== Records from a data collection ==

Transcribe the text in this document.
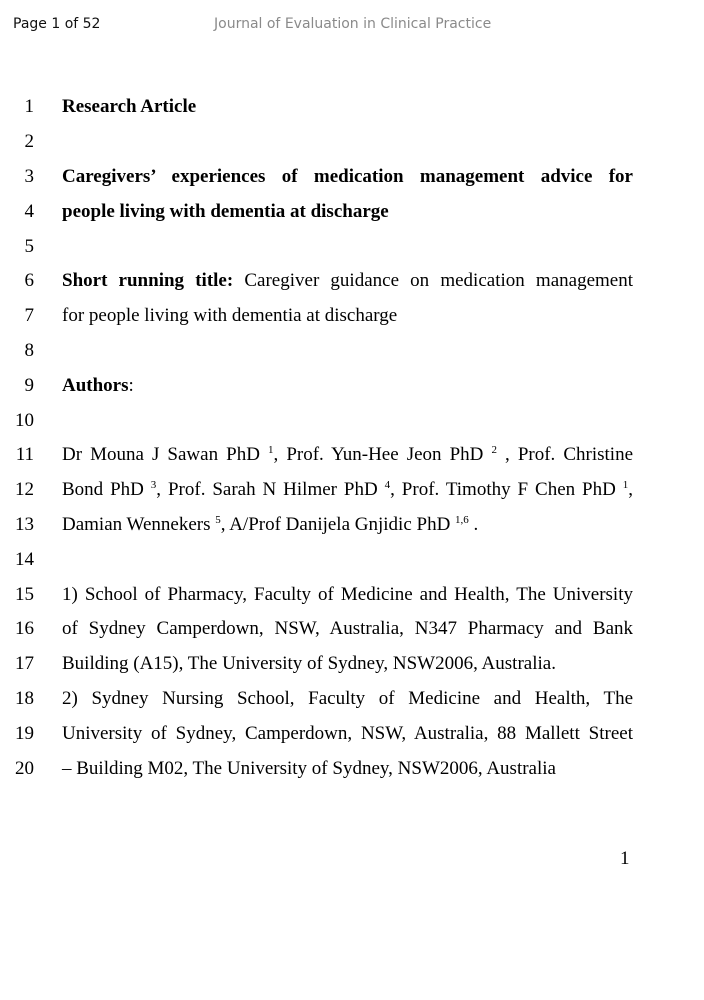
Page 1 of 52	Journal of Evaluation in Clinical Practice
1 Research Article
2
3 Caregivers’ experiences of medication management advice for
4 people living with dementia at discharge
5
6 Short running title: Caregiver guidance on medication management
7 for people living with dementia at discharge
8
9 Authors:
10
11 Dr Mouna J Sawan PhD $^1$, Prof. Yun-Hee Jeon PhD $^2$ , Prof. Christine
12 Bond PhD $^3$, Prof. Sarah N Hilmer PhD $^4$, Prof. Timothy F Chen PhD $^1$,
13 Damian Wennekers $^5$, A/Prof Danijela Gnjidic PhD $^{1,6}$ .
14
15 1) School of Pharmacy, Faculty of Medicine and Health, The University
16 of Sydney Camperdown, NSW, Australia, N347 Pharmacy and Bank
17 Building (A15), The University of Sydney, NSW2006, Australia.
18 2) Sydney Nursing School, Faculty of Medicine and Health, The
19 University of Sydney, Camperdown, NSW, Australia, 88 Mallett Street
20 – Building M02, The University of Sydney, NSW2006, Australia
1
---
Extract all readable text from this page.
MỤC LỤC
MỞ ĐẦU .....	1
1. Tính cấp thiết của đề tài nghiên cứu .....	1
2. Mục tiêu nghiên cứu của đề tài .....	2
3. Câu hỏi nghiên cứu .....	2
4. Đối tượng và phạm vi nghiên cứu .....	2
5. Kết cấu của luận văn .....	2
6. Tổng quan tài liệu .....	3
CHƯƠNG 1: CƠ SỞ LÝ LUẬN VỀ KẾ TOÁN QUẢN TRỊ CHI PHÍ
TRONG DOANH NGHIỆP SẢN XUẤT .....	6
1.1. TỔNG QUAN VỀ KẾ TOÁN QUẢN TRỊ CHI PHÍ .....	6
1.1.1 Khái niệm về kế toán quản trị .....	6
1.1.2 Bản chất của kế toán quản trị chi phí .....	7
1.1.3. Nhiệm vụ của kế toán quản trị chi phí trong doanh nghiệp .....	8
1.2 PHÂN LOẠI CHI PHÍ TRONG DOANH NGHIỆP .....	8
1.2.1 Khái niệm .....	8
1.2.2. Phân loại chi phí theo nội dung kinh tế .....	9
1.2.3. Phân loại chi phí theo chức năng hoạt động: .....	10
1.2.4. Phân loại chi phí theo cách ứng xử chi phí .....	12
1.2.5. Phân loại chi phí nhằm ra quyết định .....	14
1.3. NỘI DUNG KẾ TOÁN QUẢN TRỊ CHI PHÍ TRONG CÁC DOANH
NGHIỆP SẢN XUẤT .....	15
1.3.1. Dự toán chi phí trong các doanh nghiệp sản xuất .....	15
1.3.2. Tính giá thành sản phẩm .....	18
---
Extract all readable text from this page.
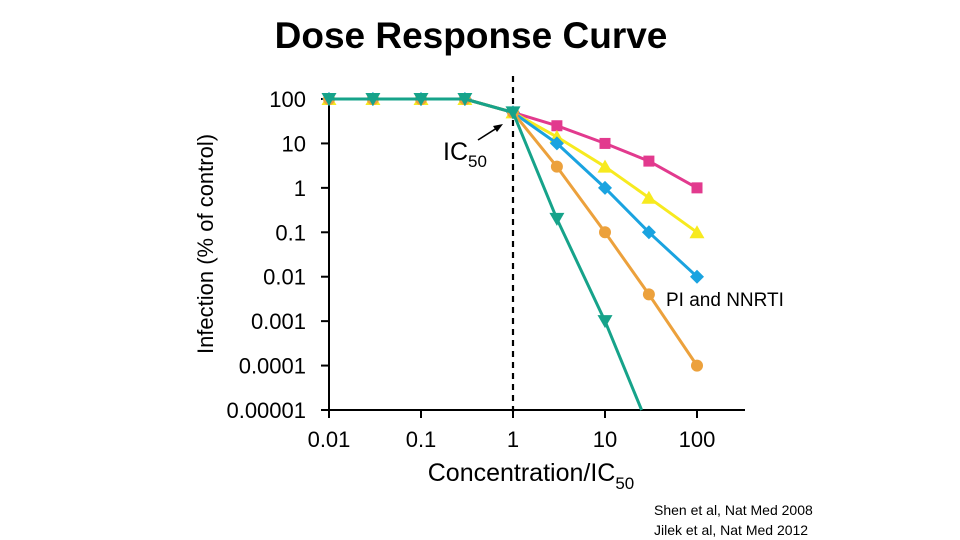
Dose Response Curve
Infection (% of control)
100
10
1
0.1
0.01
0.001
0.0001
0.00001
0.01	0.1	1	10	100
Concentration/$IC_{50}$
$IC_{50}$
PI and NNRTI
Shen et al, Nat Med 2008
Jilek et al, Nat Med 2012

== Work required ==
Search the data for the string "living". List each line that has it.

== The output ==
4 people living with dementia at discharge
7 for people living with dementia at discharge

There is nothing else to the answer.